+++ DATA FOR THIS TASK

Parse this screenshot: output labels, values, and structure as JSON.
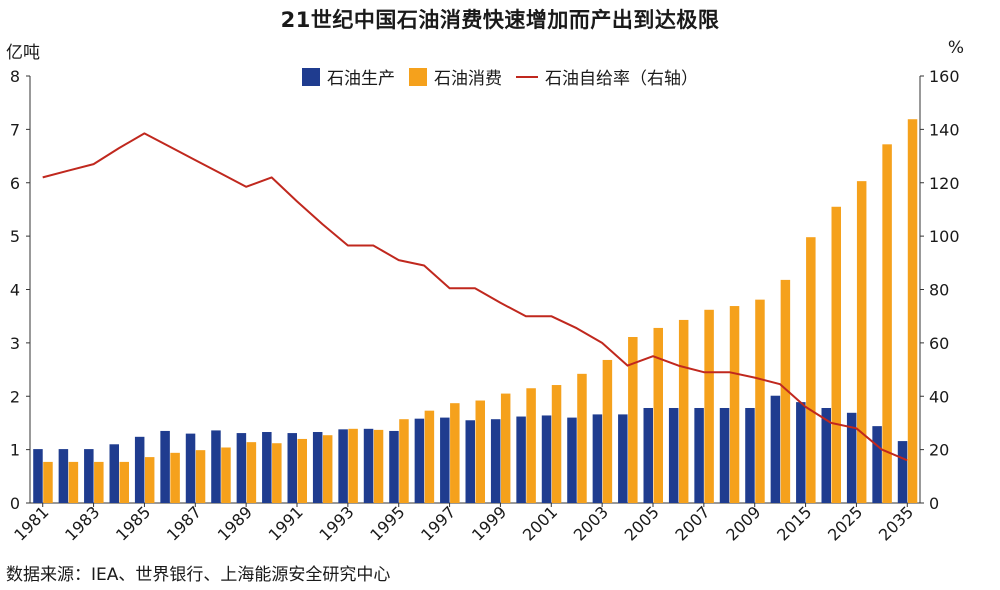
{
  "chart_data": {
    "type": "bar",
    "title": "21世纪中国石油消费快速增加而产出到达极限",
    "ylabel_left": "亿吨",
    "ylabel_right": "%",
    "categories": [
      "1981",
      "1982",
      "1983",
      "1984",
      "1985",
      "1986",
      "1987",
      "1988",
      "1989",
      "1990",
      "1991",
      "1992",
      "1993",
      "1994",
      "1995",
      "1996",
      "1997",
      "1998",
      "1999",
      "2000",
      "2001",
      "2002",
      "2003",
      "2004",
      "2005",
      "2006",
      "2007",
      "2008",
      "2009",
      "2010",
      "2015",
      "2020",
      "2025",
      "2030",
      "2035"
    ],
    "x_tick_labels": [
      "1981",
      "1983",
      "1985",
      "1987",
      "1989",
      "1991",
      "1993",
      "1995",
      "1997",
      "1999",
      "2001",
      "2003",
      "2005",
      "2007",
      "2009",
      "2015",
      "2025",
      "2035"
    ],
    "ylim_left": [
      0,
      8
    ],
    "yticks_left": [
      0,
      1,
      2,
      3,
      4,
      5,
      6,
      7,
      8
    ],
    "ylim_right": [
      0,
      160
    ],
    "yticks_right": [
      0,
      20,
      40,
      60,
      80,
      100,
      120,
      140,
      160
    ],
    "grid": false,
    "legend_position": "top-center",
    "series": [
      {
        "name": "石油生产",
        "type": "bar",
        "axis": "left",
        "color": "#1f3c8f",
        "values": [
          1.01,
          1.01,
          1.01,
          1.1,
          1.24,
          1.35,
          1.3,
          1.36,
          1.31,
          1.33,
          1.31,
          1.33,
          1.38,
          1.39,
          1.35,
          1.58,
          1.6,
          1.55,
          1.57,
          1.62,
          1.64,
          1.6,
          1.66,
          1.66,
          1.78,
          1.78,
          1.78,
          1.78,
          1.78,
          2.01,
          1.89,
          1.78,
          1.69,
          1.44,
          1.16
        ]
      },
      {
        "name": "石油消费",
        "type": "bar",
        "axis": "left",
        "color": "#f5a11c",
        "values": [
          0.77,
          0.77,
          0.77,
          0.77,
          0.86,
          0.94,
          0.99,
          1.04,
          1.14,
          1.12,
          1.2,
          1.27,
          1.39,
          1.37,
          1.57,
          1.73,
          1.87,
          1.92,
          2.05,
          2.15,
          2.21,
          2.42,
          2.68,
          3.11,
          3.28,
          3.43,
          3.62,
          3.69,
          3.81,
          4.18,
          4.98,
          5.55,
          6.03,
          6.72,
          7.19
        ]
      },
      {
        "name": "石油自给率（右轴）",
        "type": "line",
        "axis": "right",
        "color": "#c0281e",
        "values": [
          122,
          124.5,
          127,
          133,
          138.5,
          133.5,
          128.5,
          123.5,
          118.5,
          122,
          113,
          104.5,
          96.5,
          96.5,
          91,
          89,
          80.5,
          80.5,
          75,
          70,
          70,
          65.5,
          60,
          51.5,
          55,
          51.5,
          49,
          49,
          47,
          44.5,
          36,
          30,
          28,
          20,
          16
        ]
      }
    ],
    "source": "数据来源：IEA、世界银行、上海能源安全研究中心"
  }
}
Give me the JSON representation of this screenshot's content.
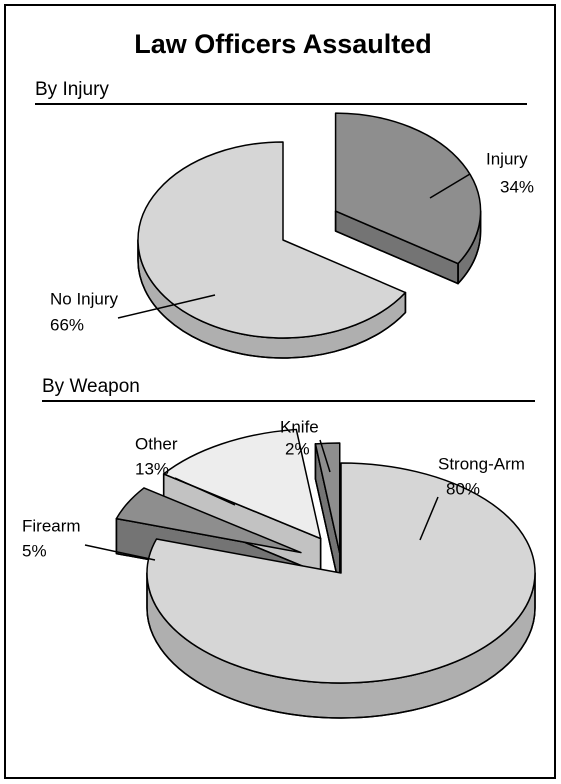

++++++

OBJECTIVE =
Would you return the data exactly as written, without the pictures?

OUTPUT BELOW =
Parse this screenshot: output labels, values, and structure as JSON.
{
  "chart_data": {
    "type": "bar",
    "title": "21世纪中国石油消费快速增加而产出到达极限",
    "ylabel_left": "亿吨",
    "ylabel_right": "%",
    "categories": [
      "1981",
      "1982",
      "1983",
      "1984",
      "1985",
      "1986",
      "1987",
      "1988",
      "1989",
      "1990",
      "1991",
      "1992",
      "1993",
      "1994",
      "1995",
      "1996",
      "1997",
      "1998",
      "1999",
      "2000",
      "2001",
      "2002",
      "2003",
      "2004",
      "2005",
      "2006",
      "2007",
      "2008",
      "2009",
      "2010",
      "2015",
      "2020",
      "2025",
      "2030",
      "2035"
    ],
    "x_tick_labels": [
      "1981",
      "1983",
      "1985",
      "1987",
      "1989",
      "1991",
      "1993",
      "1995",
      "1997",
      "1999",
      "2001",
      "2003",
      "2005",
      "2007",
      "2009",
      "2015",
      "2025",
      "2035"
    ],
    "ylim_left": [
      0,
      8
    ],
    "yticks_left": [
      0,
      1,
      2,
      3,
      4,
      5,
      6,
      7,
      8
    ],
    "ylim_right": [
      0,
      160
    ],
    "yticks_right": [
      0,
      20,
      40,
      60,
      80,
      100,
      120,
      140,
      160
    ],
    "grid": false,
    "legend_position": "top-center",
    "series": [
      {
        "name": "石油生产",
        "type": "bar",
        "axis": "left",
        "color": "#1f3c8f",
        "values": [
          1.01,
          1.01,
          1.01,
          1.1,
          1.24,
          1.35,
          1.3,
          1.36,
          1.31,
          1.33,
          1.31,
          1.33,
          1.38,
          1.39,
          1.35,
          1.58,
          1.6,
          1.55,
          1.57,
          1.62,
          1.64,
          1.6,
          1.66,
          1.66,
          1.78,
          1.78,
          1.78,
          1.78,
          1.78,
          2.01,
          1.89,
          1.78,
          1.69,
          1.44,
          1.16
        ]
      },
      {
        "name": "石油消费",
        "type": "bar",
        "axis": "left",
        "color": "#f5a11c",
        "values": [
          0.77,
          0.77,
          0.77,
          0.77,
          0.86,
          0.94,
          0.99,
          1.04,
          1.14,
          1.12,
          1.2,
          1.27,
          1.39,
          1.37,
          1.57,
          1.73,
          1.87,
          1.92,
          2.05,
          2.15,
          2.21,
          2.42,
          2.68,
          3.11,
          3.28,
          3.43,
          3.62,
          3.69,
          3.81,
          4.18,
          4.98,
          5.55,
          6.03,
          6.72,
          7.19
        ]
      },
      {
        "name": "石油自给率（右轴）",
        "type": "line",
        "axis": "right",
        "color": "#c0281e",
        "values": [
          122,
          124.5,
          127,
          133,
          138.5,
          133.5,
          128.5,
          123.5,
          118.5,
          122,
          113,
          104.5,
          96.5,
          96.5,
          91,
          89,
          80.5,
          80.5,
          75,
          70,
          70,
          65.5,
          60,
          51.5,
          55,
          51.5,
          49,
          49,
          47,
          44.5,
          36,
          30,
          28,
          20,
          16
        ]
      }
    ],
    "source": "数据来源：IEA、世界银行、上海能源安全研究中心"
  }
}
Give me the JSON representation of this screenshot's content.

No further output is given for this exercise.